::: Data for this exercise :::

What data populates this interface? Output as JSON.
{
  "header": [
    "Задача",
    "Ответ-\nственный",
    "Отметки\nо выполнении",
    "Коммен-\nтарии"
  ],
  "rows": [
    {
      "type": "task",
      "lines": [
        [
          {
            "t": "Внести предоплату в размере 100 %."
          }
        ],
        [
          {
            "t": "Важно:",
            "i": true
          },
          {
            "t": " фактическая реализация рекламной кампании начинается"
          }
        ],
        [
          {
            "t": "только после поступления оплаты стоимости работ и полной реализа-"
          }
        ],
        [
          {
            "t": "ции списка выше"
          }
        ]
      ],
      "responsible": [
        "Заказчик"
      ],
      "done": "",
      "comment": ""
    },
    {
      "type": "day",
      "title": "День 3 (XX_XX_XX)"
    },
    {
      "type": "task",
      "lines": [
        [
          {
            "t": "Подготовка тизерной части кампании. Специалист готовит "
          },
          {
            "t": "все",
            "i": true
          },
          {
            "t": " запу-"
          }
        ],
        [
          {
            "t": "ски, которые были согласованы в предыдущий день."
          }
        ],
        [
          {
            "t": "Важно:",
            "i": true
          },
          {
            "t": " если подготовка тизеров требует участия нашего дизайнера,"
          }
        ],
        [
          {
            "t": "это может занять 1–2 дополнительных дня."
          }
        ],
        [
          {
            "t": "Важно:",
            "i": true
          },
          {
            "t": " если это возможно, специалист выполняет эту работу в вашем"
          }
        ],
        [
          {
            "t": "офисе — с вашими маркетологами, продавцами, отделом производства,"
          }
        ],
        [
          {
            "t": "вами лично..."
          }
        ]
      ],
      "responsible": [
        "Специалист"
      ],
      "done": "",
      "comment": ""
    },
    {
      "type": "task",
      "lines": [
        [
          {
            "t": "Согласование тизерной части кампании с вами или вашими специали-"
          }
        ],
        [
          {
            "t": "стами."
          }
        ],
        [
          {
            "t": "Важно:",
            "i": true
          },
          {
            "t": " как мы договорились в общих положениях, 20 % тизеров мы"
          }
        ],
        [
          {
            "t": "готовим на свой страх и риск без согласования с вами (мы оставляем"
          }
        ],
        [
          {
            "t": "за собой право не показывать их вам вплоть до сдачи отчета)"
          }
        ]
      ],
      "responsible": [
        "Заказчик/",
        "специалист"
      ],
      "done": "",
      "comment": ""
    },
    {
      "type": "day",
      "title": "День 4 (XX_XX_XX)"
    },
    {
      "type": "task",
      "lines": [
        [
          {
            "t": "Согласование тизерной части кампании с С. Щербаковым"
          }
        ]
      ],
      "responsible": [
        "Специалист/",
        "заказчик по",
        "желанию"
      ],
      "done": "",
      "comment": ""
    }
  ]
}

:::

■ **What you are asked to do**
All of the material above needs to be retyped word for word.

■ **Output below**
What data populates this interface? Output as JSON.
{
  "header": [
    "Задача",
    "Ответ-\nственный",
    "Отметки\nо выполнении",
    "Коммен-\nтарии"
  ],
  "rows": [
    {
      "type": "task",
      "lines": [
        [
          {
            "t": "Внести предоплату в размере 100 %."
          }
        ],
        [
          {
            "t": "Важно:",
            "i": true
          },
          {
            "t": " фактическая реализация рекламной кампании начинается"
          }
        ],
        [
          {
            "t": "только после поступления оплаты стоимости работ и полной реализа-"
          }
        ],
        [
          {
            "t": "ции списка выше"
          }
        ]
      ],
      "responsible": [
        "Заказчик"
      ],
      "done": "",
      "comment": ""
    },
    {
      "type": "day",
      "title": "День 3 (XX_XX_XX)"
    },
    {
      "type": "task",
      "lines": [
        [
          {
            "t": "Подготовка тизерной части кампании. Специалист готовит "
          },
          {
            "t": "все",
            "i": true
          },
          {
            "t": " запу-"
          }
        ],
        [
          {
            "t": "ски, которые были согласованы в предыдущий день."
          }
        ],
        [
          {
            "t": "Важно:",
            "i": true
          },
          {
            "t": " если подготовка тизеров требует участия нашего дизайнера,"
          }
        ],
        [
          {
            "t": "это может занять 1–2 дополнительных дня."
          }
        ],
        [
          {
            "t": "Важно:",
            "i": true
          },
          {
            "t": " если это возможно, специалист выполняет эту работу в вашем"
          }
        ],
        [
          {
            "t": "офисе — с вашими маркетологами, продавцами, отделом производства,"
          }
        ],
        [
          {
            "t": "вами лично..."
          }
        ]
      ],
      "responsible": [
        "Специалист"
      ],
      "done": "",
      "comment": ""
    },
    {
      "type": "task",
      "lines": [
        [
          {
            "t": "Согласование тизерной части кампании с вами или вашими специали-"
          }
        ],
        [
          {
            "t": "стами."
          }
        ],
        [
          {
            "t": "Важно:",
            "i": true
          },
          {
            "t": " как мы договорились в общих положениях, 20 % тизеров мы"
          }
        ],
        [
          {
            "t": "готовим на свой страх и риск без согласования с вами (мы оставляем"
          }
        ],
        [
          {
            "t": "за собой право не показывать их вам вплоть до сдачи отчета)"
          }
        ]
      ],
      "responsible": [
        "Заказчик/",
        "специалист"
      ],
      "done": "",
      "comment": ""
    },
    {
      "type": "day",
      "title": "День 4 (XX_XX_XX)"
    },
    {
      "type": "task",
      "lines": [
        [
          {
            "t": "Согласование тизерной части кампании с С. Щербаковым"
          }
        ]
      ],
      "responsible": [
        "Специалист/",
        "заказчик по",
        "желанию"
      ],
      "done": "",
      "comment": ""
    }
  ]
}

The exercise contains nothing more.